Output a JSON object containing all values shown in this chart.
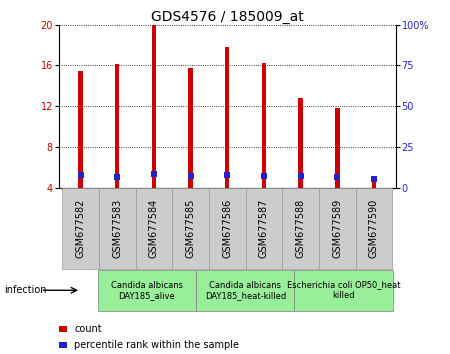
{
  "title": "GDS4576 / 185009_at",
  "samples": [
    "GSM677582",
    "GSM677583",
    "GSM677584",
    "GSM677585",
    "GSM677586",
    "GSM677587",
    "GSM677588",
    "GSM677589",
    "GSM677590"
  ],
  "counts": [
    15.5,
    16.1,
    20.0,
    15.8,
    17.8,
    16.2,
    12.8,
    11.8,
    5.0
  ],
  "percentile_ranks": [
    8.0,
    6.8,
    8.2,
    7.0,
    7.6,
    7.0,
    7.0,
    6.8,
    5.1
  ],
  "ylim_left": [
    4,
    20
  ],
  "ylim_right": [
    0,
    100
  ],
  "yticks_left": [
    4,
    8,
    12,
    16,
    20
  ],
  "yticks_right": [
    0,
    25,
    50,
    75,
    100
  ],
  "ytick_labels_right": [
    "0",
    "25",
    "50",
    "75",
    "100%"
  ],
  "bar_color": "#cc0000",
  "dot_color": "#2222cc",
  "bar_width": 0.12,
  "groups": [
    {
      "label": "Candida albicans\nDAY185_alive",
      "start": 0,
      "end": 3,
      "color": "#99ee99"
    },
    {
      "label": "Candida albicans\nDAY185_heat-killed",
      "start": 3,
      "end": 6,
      "color": "#99ee99"
    },
    {
      "label": "Escherichia coli OP50_heat\nkilled",
      "start": 6,
      "end": 9,
      "color": "#99ee99"
    }
  ],
  "infection_label": "infection",
  "legend_items": [
    {
      "color": "#cc0000",
      "label": "count"
    },
    {
      "color": "#2222cc",
      "label": "percentile rank within the sample"
    }
  ],
  "title_fontsize": 10,
  "tick_fontsize": 7,
  "label_fontsize": 7,
  "group_label_fontsize": 6,
  "sample_label_fontsize": 7,
  "grid_color": "#000000",
  "grid_lw": 0.6,
  "bg_color": "#ffffff",
  "sample_box_color": "#cccccc",
  "sample_box_edge": "#999999"
}
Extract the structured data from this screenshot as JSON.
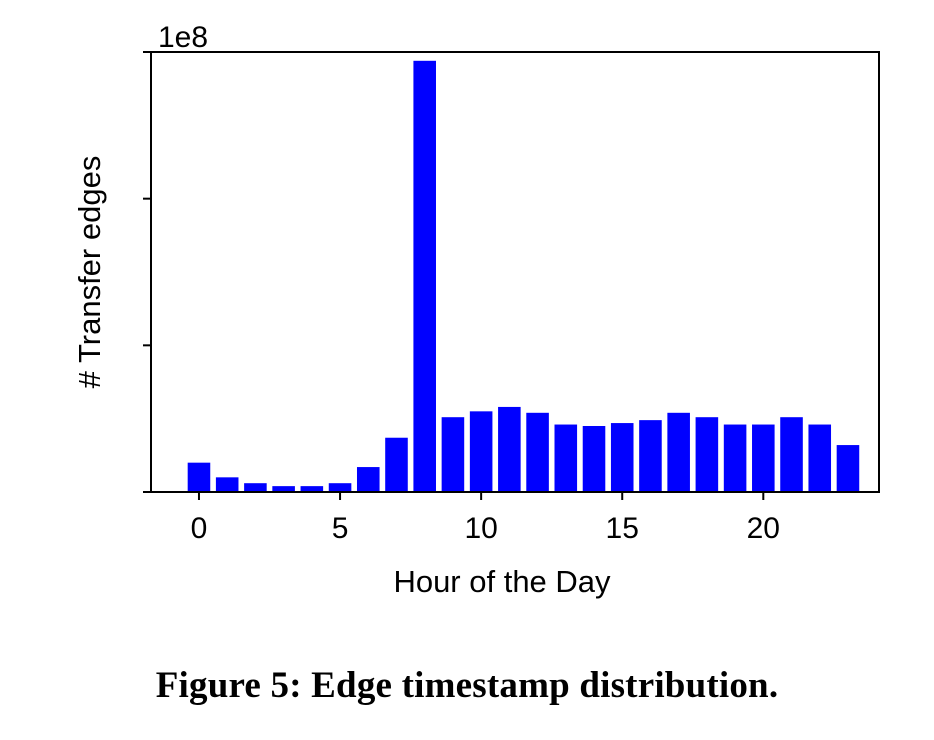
{
  "caption": "Figure 5: Edge timestamp distribution.",
  "colors": {
    "bar": "#0000ff",
    "axis": "#000000"
  },
  "chart_data": {
    "type": "bar",
    "xlabel": "Hour of the Day",
    "ylabel": "# Transfer edges",
    "y_offset_text": "1e8",
    "xlim": [
      -1.7,
      24.1
    ],
    "ylim": [
      0,
      3.0
    ],
    "x_ticks": [
      0,
      5,
      10,
      15,
      20
    ],
    "y_ticks": [
      0,
      1,
      2,
      3
    ],
    "grid": false,
    "legend": "none",
    "categories": [
      0,
      1,
      2,
      3,
      4,
      5,
      6,
      7,
      8,
      9,
      10,
      11,
      12,
      13,
      14,
      15,
      16,
      17,
      18,
      19,
      20,
      21,
      22,
      23
    ],
    "values": [
      0.2,
      0.1,
      0.06,
      0.04,
      0.04,
      0.06,
      0.17,
      0.37,
      2.94,
      0.51,
      0.55,
      0.58,
      0.54,
      0.46,
      0.45,
      0.47,
      0.49,
      0.54,
      0.51,
      0.46,
      0.46,
      0.51,
      0.46,
      0.32
    ]
  }
}
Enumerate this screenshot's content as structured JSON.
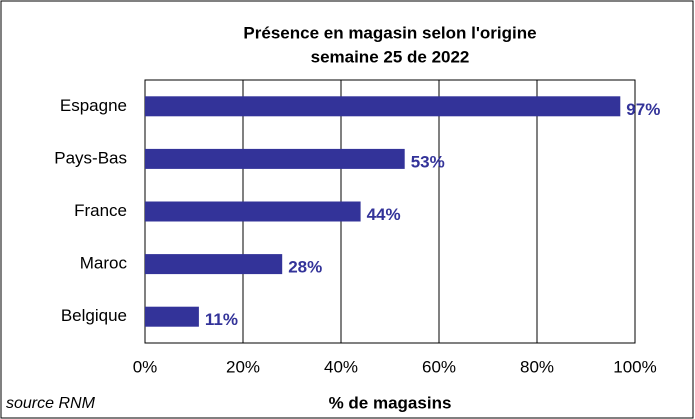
{
  "chart_data": {
    "type": "barh",
    "title": [
      "Présence en magasin selon l'origine",
      "semaine 25 de 2022"
    ],
    "categories": [
      "Espagne",
      "Pays-Bas",
      "France",
      "Maroc",
      "Belgique"
    ],
    "values": [
      97,
      53,
      44,
      28,
      11
    ],
    "value_labels": [
      "97%",
      "53%",
      "44%",
      "28%",
      "11%"
    ],
    "color": "#333399",
    "xlim": [
      0,
      100
    ],
    "xticks": [
      {
        "value": 0,
        "label": "0%"
      },
      {
        "value": 20,
        "label": "20%"
      },
      {
        "value": 40,
        "label": "40%"
      },
      {
        "value": 60,
        "label": "60%"
      },
      {
        "value": 80,
        "label": "80%"
      },
      {
        "value": 100,
        "label": "100%"
      }
    ],
    "xlabel": "% de magasins",
    "source": "source RNM",
    "grid": true
  }
}
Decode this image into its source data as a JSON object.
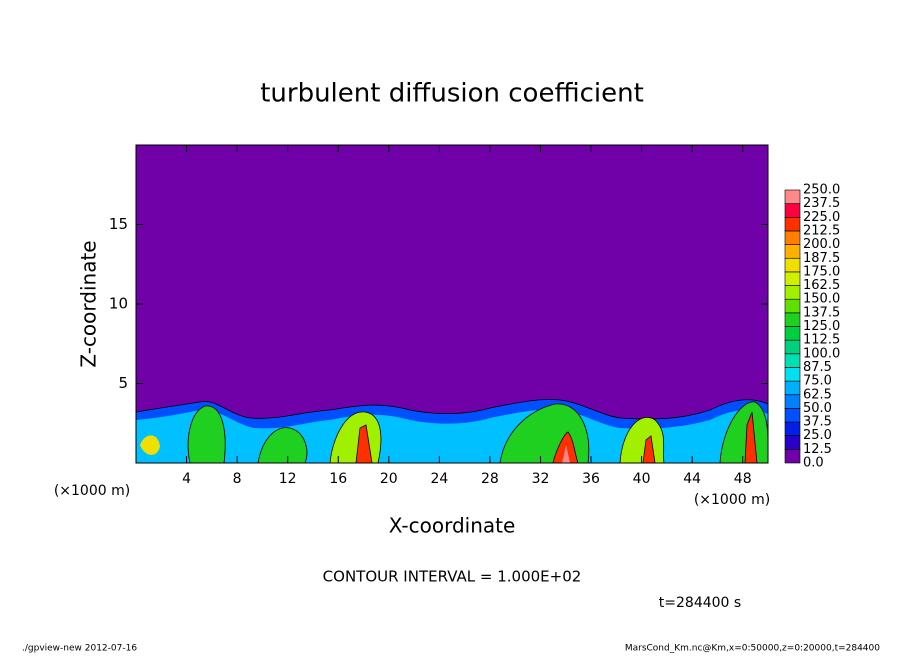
{
  "chart_data": {
    "type": "contour",
    "title": "turbulent diffusion coefficient",
    "x_label": "X-coordinate",
    "y_label": "Z-coordinate",
    "x_unit": "(×1000 m)",
    "xlim": [
      0,
      50
    ],
    "xticks": [
      4,
      8,
      12,
      16,
      20,
      24,
      28,
      32,
      36,
      40,
      44,
      48
    ],
    "ylim": [
      0,
      20
    ],
    "yticks": [
      5,
      10,
      15
    ],
    "levels": [
      {
        "value": 0,
        "label": "0.0"
      },
      {
        "value": 12.5,
        "label": "12.5"
      },
      {
        "value": 25,
        "label": "25.0"
      },
      {
        "value": 37.5,
        "label": "37.5"
      },
      {
        "value": 50,
        "label": "50.0"
      },
      {
        "value": 62.5,
        "label": "62.5"
      },
      {
        "value": 75,
        "label": "75.0"
      },
      {
        "value": 87.5,
        "label": "87.5"
      },
      {
        "value": 100,
        "label": "100.0"
      },
      {
        "value": 112.5,
        "label": "112.5"
      },
      {
        "value": 125,
        "label": "125.0"
      },
      {
        "value": 137.5,
        "label": "137.5"
      },
      {
        "value": 150,
        "label": "150.0"
      },
      {
        "value": 162.5,
        "label": "162.5"
      },
      {
        "value": 175,
        "label": "175.0"
      },
      {
        "value": 187.5,
        "label": "187.5"
      },
      {
        "value": 200,
        "label": "200.0"
      },
      {
        "value": 212.5,
        "label": "212.5"
      },
      {
        "value": 225,
        "label": "225.0"
      },
      {
        "value": 237.5,
        "label": "237.5"
      },
      {
        "value": 250,
        "label": "250.0"
      }
    ],
    "level_colors": [
      "#7000a8",
      "#2800c8",
      "#0020e8",
      "#0050ff",
      "#0080ff",
      "#00b0ff",
      "#00e0f0",
      "#00e0b0",
      "#00d080",
      "#00d040",
      "#20d020",
      "#60e000",
      "#a0f000",
      "#d0f000",
      "#f0e000",
      "#ffb000",
      "#ff8000",
      "#ff3000",
      "#ff0040",
      "#ff8888"
    ],
    "contour_interval": "CONTOUR INTERVAL = 1.000E+02",
    "time_label": "t=284400 s",
    "footer_left": "./gpview-new  2012-07-16",
    "footer_right": "MarsCond_Km.nc@Km,x=0:50000,z=0:20000,t=284400"
  }
}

* * * * * * *

* _Work instructions_:
Reproduce the data verbatim. Do not carry any picture into the copy.

* _Answer to the problem_:
Output a JSON object containing all values shown in this chart.
{
  "title": "GDS4576 / 185009_at",
  "samples": [
    "GSM677582",
    "GSM677583",
    "GSM677584",
    "GSM677585",
    "GSM677586",
    "GSM677587",
    "GSM677588",
    "GSM677589",
    "GSM677590"
  ],
  "counts": [
    15.5,
    16.1,
    20.0,
    15.8,
    17.8,
    16.2,
    12.8,
    11.8,
    5.0
  ],
  "percentile_ranks": [
    8.0,
    6.8,
    8.2,
    7.0,
    7.6,
    7.0,
    7.0,
    6.8,
    5.1
  ],
  "ylim_left": [
    4,
    20
  ],
  "ylim_right": [
    0,
    100
  ],
  "yticks_left": [
    4,
    8,
    12,
    16,
    20
  ],
  "yticks_right": [
    0,
    25,
    50,
    75,
    100
  ],
  "ytick_labels_right": [
    "0",
    "25",
    "50",
    "75",
    "100%"
  ],
  "bar_color": "#cc0000",
  "dot_color": "#2222cc",
  "bar_width": 0.12,
  "groups": [
    {
      "label": "Candida albicans\nDAY185_alive",
      "start": 0,
      "end": 3,
      "color": "#99ee99"
    },
    {
      "label": "Candida albicans\nDAY185_heat-killed",
      "start": 3,
      "end": 6,
      "color": "#99ee99"
    },
    {
      "label": "Escherichia coli OP50_heat\nkilled",
      "start": 6,
      "end": 9,
      "color": "#99ee99"
    }
  ],
  "infection_label": "infection",
  "legend_items": [
    {
      "color": "#cc0000",
      "label": "count"
    },
    {
      "color": "#2222cc",
      "label": "percentile rank within the sample"
    }
  ],
  "title_fontsize": 10,
  "tick_fontsize": 7,
  "label_fontsize": 7,
  "group_label_fontsize": 6,
  "sample_label_fontsize": 7,
  "grid_color": "#000000",
  "grid_lw": 0.6,
  "bg_color": "#ffffff",
  "sample_box_color": "#cccccc",
  "sample_box_edge": "#999999"
}
Extract the structured data from this screenshot as JSON.
{
  "caption": "Figure 5: Edge timestamp distribution.",
  "colors": {
    "bar": "#0000ff",
    "axis": "#000000"
  },
  "chart_data": {
    "type": "bar",
    "xlabel": "Hour of the Day",
    "ylabel": "# Transfer edges",
    "y_offset_text": "1e8",
    "xlim": [
      -1.7,
      24.1
    ],
    "ylim": [
      0,
      3.0
    ],
    "x_ticks": [
      0,
      5,
      10,
      15,
      20
    ],
    "y_ticks": [
      0,
      1,
      2,
      3
    ],
    "grid": false,
    "legend": "none",
    "categories": [
      0,
      1,
      2,
      3,
      4,
      5,
      6,
      7,
      8,
      9,
      10,
      11,
      12,
      13,
      14,
      15,
      16,
      17,
      18,
      19,
      20,
      21,
      22,
      23
    ],
    "values": [
      0.2,
      0.1,
      0.06,
      0.04,
      0.04,
      0.06,
      0.17,
      0.37,
      2.94,
      0.51,
      0.55,
      0.58,
      0.54,
      0.46,
      0.45,
      0.47,
      0.49,
      0.54,
      0.51,
      0.46,
      0.46,
      0.51,
      0.46,
      0.32
    ]
  }
}
Enumerate this screenshot's content as structured JSON.
{
  "chart_data": {
    "type": "barh",
    "title": [
      "Présence en magasin selon l'origine",
      "semaine 25 de 2022"
    ],
    "categories": [
      "Espagne",
      "Pays-Bas",
      "France",
      "Maroc",
      "Belgique"
    ],
    "values": [
      97,
      53,
      44,
      28,
      11
    ],
    "value_labels": [
      "97%",
      "53%",
      "44%",
      "28%",
      "11%"
    ],
    "color": "#333399",
    "xlim": [
      0,
      100
    ],
    "xticks": [
      {
        "value": 0,
        "label": "0%"
      },
      {
        "value": 20,
        "label": "20%"
      },
      {
        "value": 40,
        "label": "40%"
      },
      {
        "value": 60,
        "label": "60%"
      },
      {
        "value": 80,
        "label": "80%"
      },
      {
        "value": 100,
        "label": "100%"
      }
    ],
    "xlabel": "% de magasins",
    "source": "source RNM",
    "grid": true
  }
}
Decode this image into its source data as a JSON object.
{
  "chart_data": {
    "type": "contour",
    "title": "turbulent diffusion coefficient",
    "x_label": "X-coordinate",
    "y_label": "Z-coordinate",
    "x_unit": "(×1000 m)",
    "xlim": [
      0,
      50
    ],
    "xticks": [
      4,
      8,
      12,
      16,
      20,
      24,
      28,
      32,
      36,
      40,
      44,
      48
    ],
    "ylim": [
      0,
      20
    ],
    "yticks": [
      5,
      10,
      15
    ],
    "levels": [
      {
        "value": 0,
        "label": "0.0"
      },
      {
        "value": 12.5,
        "label": "12.5"
      },
      {
        "value": 25,
        "label": "25.0"
      },
      {
        "value": 37.5,
        "label": "37.5"
      },
      {
        "value": 50,
        "label": "50.0"
      },
      {
        "value": 62.5,
        "label": "62.5"
      },
      {
        "value": 75,
        "label": "75.0"
      },
      {
        "value": 87.5,
        "label": "87.5"
      },
      {
        "value": 100,
        "label": "100.0"
      },
      {
        "value": 112.5,
        "label": "112.5"
      },
      {
        "value": 125,
        "label": "125.0"
      },
      {
        "value": 137.5,
        "label": "137.5"
      },
      {
        "value": 150,
        "label": "150.0"
      },
      {
        "value": 162.5,
        "label": "162.5"
      },
      {
        "value": 175,
        "label": "175.0"
      },
      {
        "value": 187.5,
        "label": "187.5"
      },
      {
        "value": 200,
        "label": "200.0"
      },
      {
        "value": 212.5,
        "label": "212.5"
      },
      {
        "value": 225,
        "label": "225.0"
      },
      {
        "value": 237.5,
        "label": "237.5"
      },
      {
        "value": 250,
        "label": "250.0"
      }
    ],
    "level_colors": [
      "#7000a8",
      "#2800c8",
      "#0020e8",
      "#0050ff",
      "#0080ff",
      "#00b0ff",
      "#00e0f0",
      "#00e0b0",
      "#00d080",
      "#00d040",
      "#20d020",
      "#60e000",
      "#a0f000",
      "#d0f000",
      "#f0e000",
      "#ffb000",
      "#ff8000",
      "#ff3000",
      "#ff0040",
      "#ff8888"
    ],
    "contour_interval": "CONTOUR INTERVAL = 1.000E+02",
    "time_label": "t=284400 s",
    "footer_left": "./gpview-new  2012-07-16",
    "footer_right": "MarsCond_Km.nc@Km,x=0:50000,z=0:20000,t=284400"
  }
}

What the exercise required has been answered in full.